— START OF Provided material —
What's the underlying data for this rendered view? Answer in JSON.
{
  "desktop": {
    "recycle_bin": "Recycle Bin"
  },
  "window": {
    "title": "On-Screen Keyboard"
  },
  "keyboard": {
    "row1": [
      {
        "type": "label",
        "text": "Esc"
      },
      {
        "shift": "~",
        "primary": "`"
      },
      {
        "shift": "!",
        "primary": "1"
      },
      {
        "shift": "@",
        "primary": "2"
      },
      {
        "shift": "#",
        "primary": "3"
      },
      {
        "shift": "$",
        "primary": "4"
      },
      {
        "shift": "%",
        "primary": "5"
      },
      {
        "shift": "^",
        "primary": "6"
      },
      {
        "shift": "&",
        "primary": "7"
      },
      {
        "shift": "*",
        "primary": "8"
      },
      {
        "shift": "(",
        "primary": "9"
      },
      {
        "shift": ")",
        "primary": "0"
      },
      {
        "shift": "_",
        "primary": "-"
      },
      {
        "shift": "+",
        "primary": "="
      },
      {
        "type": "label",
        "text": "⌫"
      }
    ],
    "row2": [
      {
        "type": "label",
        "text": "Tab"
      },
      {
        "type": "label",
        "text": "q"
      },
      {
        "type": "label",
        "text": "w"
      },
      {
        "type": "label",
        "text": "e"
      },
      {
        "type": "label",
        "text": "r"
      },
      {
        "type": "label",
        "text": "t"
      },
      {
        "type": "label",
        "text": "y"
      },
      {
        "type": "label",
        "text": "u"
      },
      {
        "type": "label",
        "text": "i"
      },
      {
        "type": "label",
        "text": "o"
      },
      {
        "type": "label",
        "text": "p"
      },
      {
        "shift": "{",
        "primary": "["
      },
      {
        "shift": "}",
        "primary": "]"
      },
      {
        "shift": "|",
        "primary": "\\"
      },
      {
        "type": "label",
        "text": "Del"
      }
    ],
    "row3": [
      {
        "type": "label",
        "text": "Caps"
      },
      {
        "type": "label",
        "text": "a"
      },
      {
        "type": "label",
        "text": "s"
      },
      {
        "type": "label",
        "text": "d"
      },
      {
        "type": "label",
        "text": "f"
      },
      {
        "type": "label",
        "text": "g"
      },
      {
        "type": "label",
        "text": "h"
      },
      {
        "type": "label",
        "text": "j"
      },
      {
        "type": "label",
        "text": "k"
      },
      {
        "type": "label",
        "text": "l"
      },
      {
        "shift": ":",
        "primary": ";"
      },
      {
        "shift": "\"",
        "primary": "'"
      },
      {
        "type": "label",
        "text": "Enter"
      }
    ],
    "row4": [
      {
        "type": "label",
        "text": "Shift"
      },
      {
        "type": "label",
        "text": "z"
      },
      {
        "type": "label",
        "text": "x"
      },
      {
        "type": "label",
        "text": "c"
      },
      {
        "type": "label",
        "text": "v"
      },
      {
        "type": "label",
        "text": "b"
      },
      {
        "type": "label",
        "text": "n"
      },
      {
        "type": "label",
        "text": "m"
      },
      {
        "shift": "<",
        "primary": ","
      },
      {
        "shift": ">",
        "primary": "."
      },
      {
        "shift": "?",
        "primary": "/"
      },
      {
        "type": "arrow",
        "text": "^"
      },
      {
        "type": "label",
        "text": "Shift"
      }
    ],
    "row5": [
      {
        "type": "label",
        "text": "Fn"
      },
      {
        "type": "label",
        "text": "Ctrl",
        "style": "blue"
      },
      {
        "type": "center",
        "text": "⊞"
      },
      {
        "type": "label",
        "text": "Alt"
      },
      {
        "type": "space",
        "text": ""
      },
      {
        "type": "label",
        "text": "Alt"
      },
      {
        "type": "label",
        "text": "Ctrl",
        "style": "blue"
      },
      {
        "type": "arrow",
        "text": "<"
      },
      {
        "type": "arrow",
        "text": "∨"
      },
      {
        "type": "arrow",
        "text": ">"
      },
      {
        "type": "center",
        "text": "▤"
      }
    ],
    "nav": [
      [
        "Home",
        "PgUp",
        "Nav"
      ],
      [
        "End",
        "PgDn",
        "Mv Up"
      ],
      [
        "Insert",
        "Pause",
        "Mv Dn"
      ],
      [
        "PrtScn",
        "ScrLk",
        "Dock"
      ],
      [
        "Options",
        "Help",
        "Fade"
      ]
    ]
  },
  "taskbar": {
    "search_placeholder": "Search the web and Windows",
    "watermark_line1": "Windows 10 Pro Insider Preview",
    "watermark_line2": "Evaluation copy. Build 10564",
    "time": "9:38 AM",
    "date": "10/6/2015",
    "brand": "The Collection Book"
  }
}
— END OF Provided material —
What the exercise asks:
Transcribe each entry precisely, missing none.

Correct response:
What's the underlying data for this rendered view? Answer in JSON.
{
  "desktop": {
    "recycle_bin": "Recycle Bin"
  },
  "window": {
    "title": "On-Screen Keyboard"
  },
  "keyboard": {
    "row1": [
      {
        "type": "label",
        "text": "Esc"
      },
      {
        "shift": "~",
        "primary": "`"
      },
      {
        "shift": "!",
        "primary": "1"
      },
      {
        "shift": "@",
        "primary": "2"
      },
      {
        "shift": "#",
        "primary": "3"
      },
      {
        "shift": "$",
        "primary": "4"
      },
      {
        "shift": "%",
        "primary": "5"
      },
      {
        "shift": "^",
        "primary": "6"
      },
      {
        "shift": "&",
        "primary": "7"
      },
      {
        "shift": "*",
        "primary": "8"
      },
      {
        "shift": "(",
        "primary": "9"
      },
      {
        "shift": ")",
        "primary": "0"
      },
      {
        "shift": "_",
        "primary": "-"
      },
      {
        "shift": "+",
        "primary": "="
      },
      {
        "type": "label",
        "text": "⌫"
      }
    ],
    "row2": [
      {
        "type": "label",
        "text": "Tab"
      },
      {
        "type": "label",
        "text": "q"
      },
      {
        "type": "label",
        "text": "w"
      },
      {
        "type": "label",
        "text": "e"
      },
      {
        "type": "label",
        "text": "r"
      },
      {
        "type": "label",
        "text": "t"
      },
      {
        "type": "label",
        "text": "y"
      },
      {
        "type": "label",
        "text": "u"
      },
      {
        "type": "label",
        "text": "i"
      },
      {
        "type": "label",
        "text": "o"
      },
      {
        "type": "label",
        "text": "p"
      },
      {
        "shift": "{",
        "primary": "["
      },
      {
        "shift": "}",
        "primary": "]"
      },
      {
        "shift": "|",
        "primary": "\\"
      },
      {
        "type": "label",
        "text": "Del"
      }
    ],
    "row3": [
      {
        "type": "label",
        "text": "Caps"
      },
      {
        "type": "label",
        "text": "a"
      },
      {
        "type": "label",
        "text": "s"
      },
      {
        "type": "label",
        "text": "d"
      },
      {
        "type": "label",
        "text": "f"
      },
      {
        "type": "label",
        "text": "g"
      },
      {
        "type": "label",
        "text": "h"
      },
      {
        "type": "label",
        "text": "j"
      },
      {
        "type": "label",
        "text": "k"
      },
      {
        "type": "label",
        "text": "l"
      },
      {
        "shift": ":",
        "primary": ";"
      },
      {
        "shift": "\"",
        "primary": "'"
      },
      {
        "type": "label",
        "text": "Enter"
      }
    ],
    "row4": [
      {
        "type": "label",
        "text": "Shift"
      },
      {
        "type": "label",
        "text": "z"
      },
      {
        "type": "label",
        "text": "x"
      },
      {
        "type": "label",
        "text": "c"
      },
      {
        "type": "label",
        "text": "v"
      },
      {
        "type": "label",
        "text": "b"
      },
      {
        "type": "label",
        "text": "n"
      },
      {
        "type": "label",
        "text": "m"
      },
      {
        "shift": "<",
        "primary": ","
      },
      {
        "shift": ">",
        "primary": "."
      },
      {
        "shift": "?",
        "primary": "/"
      },
      {
        "type": "arrow",
        "text": "^"
      },
      {
        "type": "label",
        "text": "Shift"
      }
    ],
    "row5": [
      {
        "type": "label",
        "text": "Fn"
      },
      {
        "type": "label",
        "text": "Ctrl",
        "style": "blue"
      },
      {
        "type": "center",
        "text": "⊞"
      },
      {
        "type": "label",
        "text": "Alt"
      },
      {
        "type": "space",
        "text": ""
      },
      {
        "type": "label",
        "text": "Alt"
      },
      {
        "type": "label",
        "text": "Ctrl",
        "style": "blue"
      },
      {
        "type": "arrow",
        "text": "<"
      },
      {
        "type": "arrow",
        "text": "∨"
      },
      {
        "type": "arrow",
        "text": ">"
      },
      {
        "type": "center",
        "text": "▤"
      }
    ],
    "nav": [
      [
        "Home",
        "PgUp",
        "Nav"
      ],
      [
        "End",
        "PgDn",
        "Mv Up"
      ],
      [
        "Insert",
        "Pause",
        "Mv Dn"
      ],
      [
        "PrtScn",
        "ScrLk",
        "Dock"
      ],
      [
        "Options",
        "Help",
        "Fade"
      ]
    ]
  },
  "taskbar": {
    "search_placeholder": "Search the web and Windows",
    "watermark_line1": "Windows 10 Pro Insider Preview",
    "watermark_line2": "Evaluation copy. Build 10564",
    "time": "9:38 AM",
    "date": "10/6/2015",
    "brand": "The Collection Book"
  }
}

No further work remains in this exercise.